— begin —

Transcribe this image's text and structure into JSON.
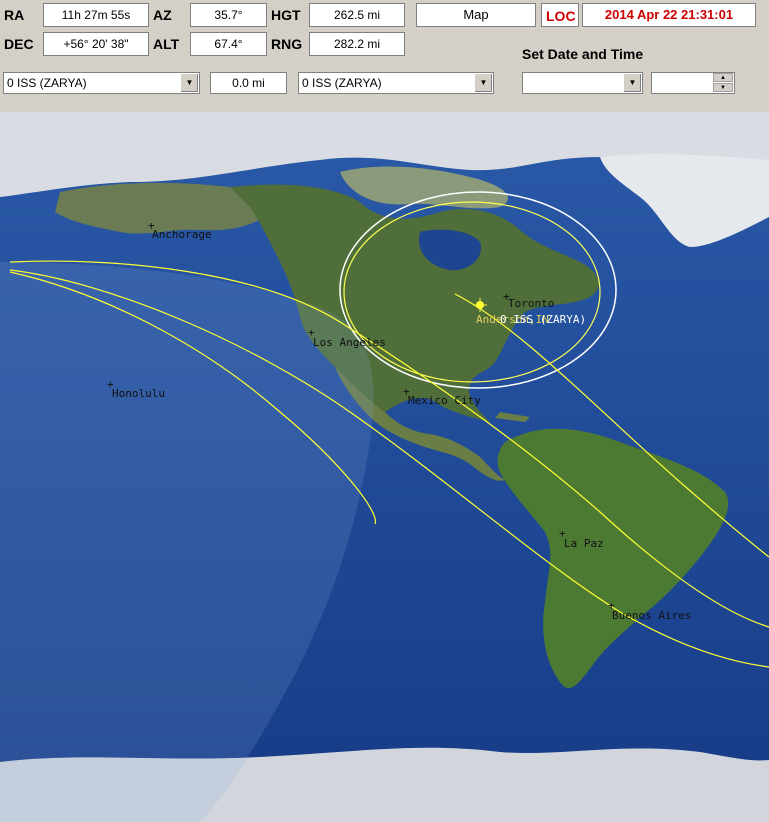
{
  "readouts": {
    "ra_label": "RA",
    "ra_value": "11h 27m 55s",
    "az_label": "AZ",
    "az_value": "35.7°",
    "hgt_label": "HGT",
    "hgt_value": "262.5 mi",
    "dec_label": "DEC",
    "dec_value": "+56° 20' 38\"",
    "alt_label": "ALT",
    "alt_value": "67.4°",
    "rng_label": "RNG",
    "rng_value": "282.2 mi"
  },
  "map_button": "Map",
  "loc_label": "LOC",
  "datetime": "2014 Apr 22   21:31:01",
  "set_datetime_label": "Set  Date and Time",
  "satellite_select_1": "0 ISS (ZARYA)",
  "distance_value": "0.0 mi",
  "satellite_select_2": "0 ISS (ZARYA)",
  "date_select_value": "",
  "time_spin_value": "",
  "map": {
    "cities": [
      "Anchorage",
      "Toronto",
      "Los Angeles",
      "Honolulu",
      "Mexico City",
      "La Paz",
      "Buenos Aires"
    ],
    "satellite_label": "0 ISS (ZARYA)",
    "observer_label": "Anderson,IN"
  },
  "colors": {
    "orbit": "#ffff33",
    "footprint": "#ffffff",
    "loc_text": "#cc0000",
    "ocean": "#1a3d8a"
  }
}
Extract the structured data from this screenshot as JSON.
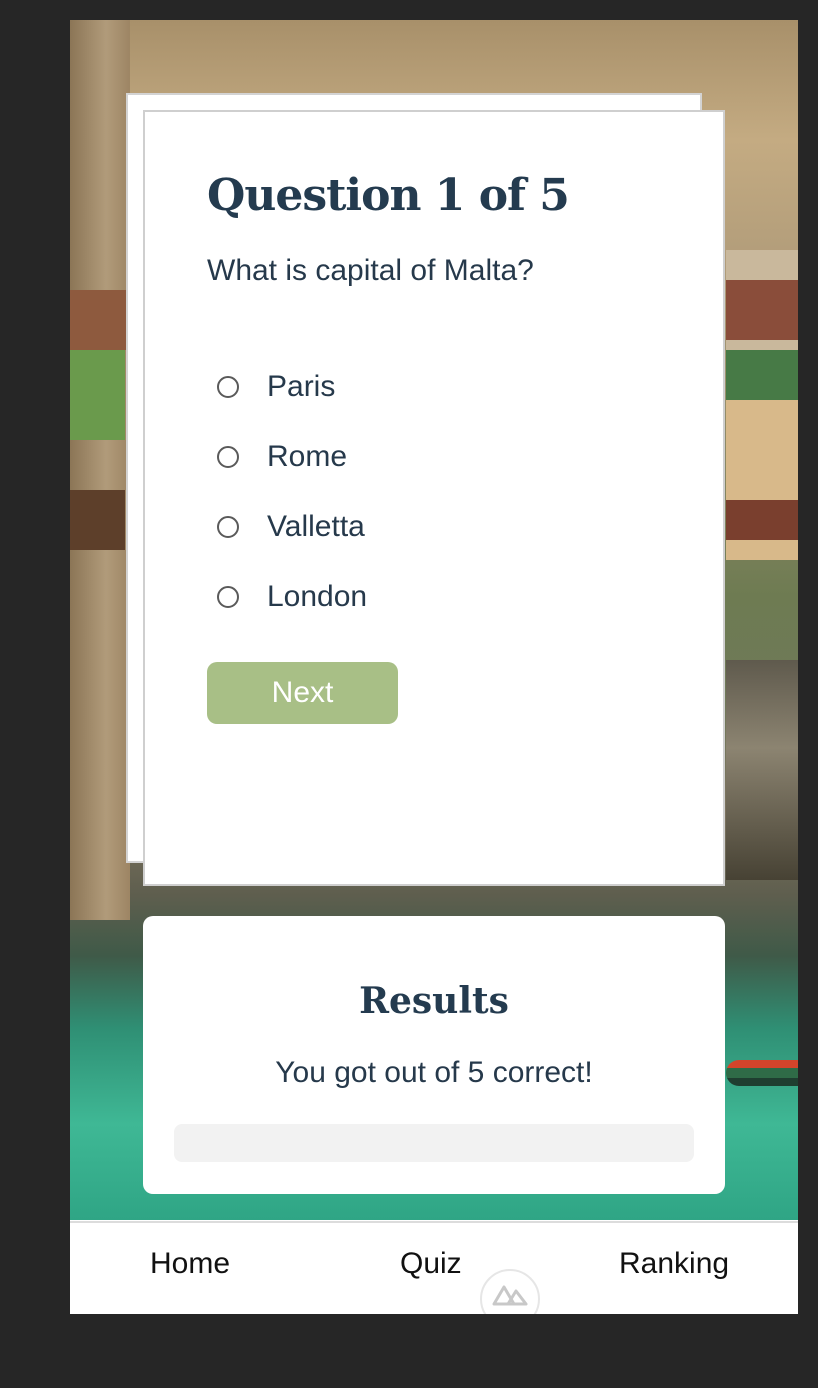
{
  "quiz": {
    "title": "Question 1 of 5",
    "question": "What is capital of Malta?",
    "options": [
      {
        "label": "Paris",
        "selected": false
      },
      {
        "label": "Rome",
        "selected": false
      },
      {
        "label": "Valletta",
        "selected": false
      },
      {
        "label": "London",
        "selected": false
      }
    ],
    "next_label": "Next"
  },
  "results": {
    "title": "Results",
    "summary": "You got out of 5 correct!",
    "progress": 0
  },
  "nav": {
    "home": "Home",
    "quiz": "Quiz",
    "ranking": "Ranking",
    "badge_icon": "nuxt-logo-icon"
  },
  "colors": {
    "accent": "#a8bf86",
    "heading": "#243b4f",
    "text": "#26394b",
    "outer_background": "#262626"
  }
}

— end —

#### EXERCISE DETAILS:
Give an exact copy of the material, leaving out every picture.

#### RESPONSE:
Transcribe this image's text and structure into JSON.
{
  "readouts": {
    "ra_label": "RA",
    "ra_value": "11h 27m 55s",
    "az_label": "AZ",
    "az_value": "35.7°",
    "hgt_label": "HGT",
    "hgt_value": "262.5 mi",
    "dec_label": "DEC",
    "dec_value": "+56° 20' 38\"",
    "alt_label": "ALT",
    "alt_value": "67.4°",
    "rng_label": "RNG",
    "rng_value": "282.2 mi"
  },
  "map_button": "Map",
  "loc_label": "LOC",
  "datetime": "2014 Apr 22   21:31:01",
  "set_datetime_label": "Set  Date and Time",
  "satellite_select_1": "0 ISS (ZARYA)",
  "distance_value": "0.0 mi",
  "satellite_select_2": "0 ISS (ZARYA)",
  "date_select_value": "",
  "time_spin_value": "",
  "map": {
    "cities": [
      "Anchorage",
      "Toronto",
      "Los Angeles",
      "Honolulu",
      "Mexico City",
      "La Paz",
      "Buenos Aires"
    ],
    "satellite_label": "0 ISS (ZARYA)",
    "observer_label": "Anderson,IN"
  },
  "colors": {
    "orbit": "#ffff33",
    "footprint": "#ffffff",
    "loc_text": "#cc0000",
    "ocean": "#1a3d8a"
  }
}
Extract the structured data from this screenshot as JSON.
{
  "quiz": {
    "title": "Question 1 of 5",
    "question": "What is capital of Malta?",
    "options": [
      {
        "label": "Paris",
        "selected": false
      },
      {
        "label": "Rome",
        "selected": false
      },
      {
        "label": "Valletta",
        "selected": false
      },
      {
        "label": "London",
        "selected": false
      }
    ],
    "next_label": "Next"
  },
  "results": {
    "title": "Results",
    "summary": "You got out of 5 correct!",
    "progress": 0
  },
  "nav": {
    "home": "Home",
    "quiz": "Quiz",
    "ranking": "Ranking",
    "badge_icon": "nuxt-logo-icon"
  },
  "colors": {
    "accent": "#a8bf86",
    "heading": "#243b4f",
    "text": "#26394b",
    "outer_background": "#262626"
  }
}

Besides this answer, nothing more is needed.